# SHORT EXERCISE
The records below need retyping in full; give them again exactly.
=-=-=
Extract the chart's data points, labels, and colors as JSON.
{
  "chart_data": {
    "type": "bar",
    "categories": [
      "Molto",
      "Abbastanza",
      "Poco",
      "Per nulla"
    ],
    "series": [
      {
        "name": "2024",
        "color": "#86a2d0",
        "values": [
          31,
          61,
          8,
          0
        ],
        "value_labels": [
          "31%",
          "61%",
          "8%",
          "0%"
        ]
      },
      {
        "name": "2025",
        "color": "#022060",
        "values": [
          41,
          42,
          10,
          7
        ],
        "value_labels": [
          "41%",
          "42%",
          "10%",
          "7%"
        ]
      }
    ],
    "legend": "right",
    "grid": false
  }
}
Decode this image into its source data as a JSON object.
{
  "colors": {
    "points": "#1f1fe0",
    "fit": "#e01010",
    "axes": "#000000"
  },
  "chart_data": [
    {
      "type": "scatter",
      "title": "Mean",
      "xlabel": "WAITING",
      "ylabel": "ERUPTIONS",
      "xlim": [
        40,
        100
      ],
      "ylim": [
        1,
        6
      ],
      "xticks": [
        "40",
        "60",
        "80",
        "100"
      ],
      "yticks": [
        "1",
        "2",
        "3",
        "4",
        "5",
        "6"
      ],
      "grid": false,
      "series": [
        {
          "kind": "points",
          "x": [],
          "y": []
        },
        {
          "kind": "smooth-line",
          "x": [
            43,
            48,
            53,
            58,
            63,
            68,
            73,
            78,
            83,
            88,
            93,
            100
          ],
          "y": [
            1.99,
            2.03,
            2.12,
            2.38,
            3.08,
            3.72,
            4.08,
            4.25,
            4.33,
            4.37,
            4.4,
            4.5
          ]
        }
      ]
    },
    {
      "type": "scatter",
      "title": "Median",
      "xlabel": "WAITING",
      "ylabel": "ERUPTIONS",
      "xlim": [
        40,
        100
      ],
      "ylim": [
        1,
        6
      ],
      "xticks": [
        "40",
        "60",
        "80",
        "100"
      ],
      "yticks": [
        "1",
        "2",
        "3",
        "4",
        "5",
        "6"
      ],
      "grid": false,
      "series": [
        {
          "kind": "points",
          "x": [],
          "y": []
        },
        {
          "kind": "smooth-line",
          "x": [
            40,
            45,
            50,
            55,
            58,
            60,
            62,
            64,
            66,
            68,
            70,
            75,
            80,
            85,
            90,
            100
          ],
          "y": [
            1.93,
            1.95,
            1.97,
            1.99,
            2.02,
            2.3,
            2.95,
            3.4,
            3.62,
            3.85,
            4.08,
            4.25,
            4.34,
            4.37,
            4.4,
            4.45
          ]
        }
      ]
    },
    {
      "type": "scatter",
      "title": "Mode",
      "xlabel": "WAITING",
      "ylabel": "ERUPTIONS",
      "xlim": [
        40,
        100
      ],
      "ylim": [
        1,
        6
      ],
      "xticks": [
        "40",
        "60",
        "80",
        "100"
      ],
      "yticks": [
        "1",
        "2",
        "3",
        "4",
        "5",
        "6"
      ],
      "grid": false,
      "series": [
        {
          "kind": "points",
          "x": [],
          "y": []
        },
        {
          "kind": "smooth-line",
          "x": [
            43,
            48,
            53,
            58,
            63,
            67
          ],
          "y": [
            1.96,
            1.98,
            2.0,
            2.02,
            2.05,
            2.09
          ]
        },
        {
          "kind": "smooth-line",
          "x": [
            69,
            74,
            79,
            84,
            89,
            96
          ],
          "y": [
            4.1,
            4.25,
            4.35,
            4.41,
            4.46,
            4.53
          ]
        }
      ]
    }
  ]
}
=-=-=
# RESPONSE TO THE TASK
Extract the chart's data points, labels, and colors as JSON.
{
  "chart_data": {
    "type": "bar",
    "categories": [
      "Molto",
      "Abbastanza",
      "Poco",
      "Per nulla"
    ],
    "series": [
      {
        "name": "2024",
        "color": "#86a2d0",
        "values": [
          31,
          61,
          8,
          0
        ],
        "value_labels": [
          "31%",
          "61%",
          "8%",
          "0%"
        ]
      },
      {
        "name": "2025",
        "color": "#022060",
        "values": [
          41,
          42,
          10,
          7
        ],
        "value_labels": [
          "41%",
          "42%",
          "10%",
          "7%"
        ]
      }
    ],
    "legend": "right",
    "grid": false
  }
}
Decode this image into its source data as a JSON object.
{
  "colors": {
    "points": "#1f1fe0",
    "fit": "#e01010",
    "axes": "#000000"
  },
  "chart_data": [
    {
      "type": "scatter",
      "title": "Mean",
      "xlabel": "WAITING",
      "ylabel": "ERUPTIONS",
      "xlim": [
        40,
        100
      ],
      "ylim": [
        1,
        6
      ],
      "xticks": [
        "40",
        "60",
        "80",
        "100"
      ],
      "yticks": [
        "1",
        "2",
        "3",
        "4",
        "5",
        "6"
      ],
      "grid": false,
      "series": [
        {
          "kind": "points",
          "x": [],
          "y": []
        },
        {
          "kind": "smooth-line",
          "x": [
            43,
            48,
            53,
            58,
            63,
            68,
            73,
            78,
            83,
            88,
            93,
            100
          ],
          "y": [
            1.99,
            2.03,
            2.12,
            2.38,
            3.08,
            3.72,
            4.08,
            4.25,
            4.33,
            4.37,
            4.4,
            4.5
          ]
        }
      ]
    },
    {
      "type": "scatter",
      "title": "Median",
      "xlabel": "WAITING",
      "ylabel": "ERUPTIONS",
      "xlim": [
        40,
        100
      ],
      "ylim": [
        1,
        6
      ],
      "xticks": [
        "40",
        "60",
        "80",
        "100"
      ],
      "yticks": [
        "1",
        "2",
        "3",
        "4",
        "5",
        "6"
      ],
      "grid": false,
      "series": [
        {
          "kind": "points",
          "x": [],
          "y": []
        },
        {
          "kind": "smooth-line",
          "x": [
            40,
            45,
            50,
            55,
            58,
            60,
            62,
            64,
            66,
            68,
            70,
            75,
            80,
            85,
            90,
            100
          ],
          "y": [
            1.93,
            1.95,
            1.97,
            1.99,
            2.02,
            2.3,
            2.95,
            3.4,
            3.62,
            3.85,
            4.08,
            4.25,
            4.34,
            4.37,
            4.4,
            4.45
          ]
        }
      ]
    },
    {
      "type": "scatter",
      "title": "Mode",
      "xlabel": "WAITING",
      "ylabel": "ERUPTIONS",
      "xlim": [
        40,
        100
      ],
      "ylim": [
        1,
        6
      ],
      "xticks": [
        "40",
        "60",
        "80",
        "100"
      ],
      "yticks": [
        "1",
        "2",
        "3",
        "4",
        "5",
        "6"
      ],
      "grid": false,
      "series": [
        {
          "kind": "points",
          "x": [],
          "y": []
        },
        {
          "kind": "smooth-line",
          "x": [
            43,
            48,
            53,
            58,
            63,
            67
          ],
          "y": [
            1.96,
            1.98,
            2.0,
            2.02,
            2.05,
            2.09
          ]
        },
        {
          "kind": "smooth-line",
          "x": [
            69,
            74,
            79,
            84,
            89,
            96
          ],
          "y": [
            4.1,
            4.25,
            4.35,
            4.41,
            4.46,
            4.53
          ]
        }
      ]
    }
  ]
}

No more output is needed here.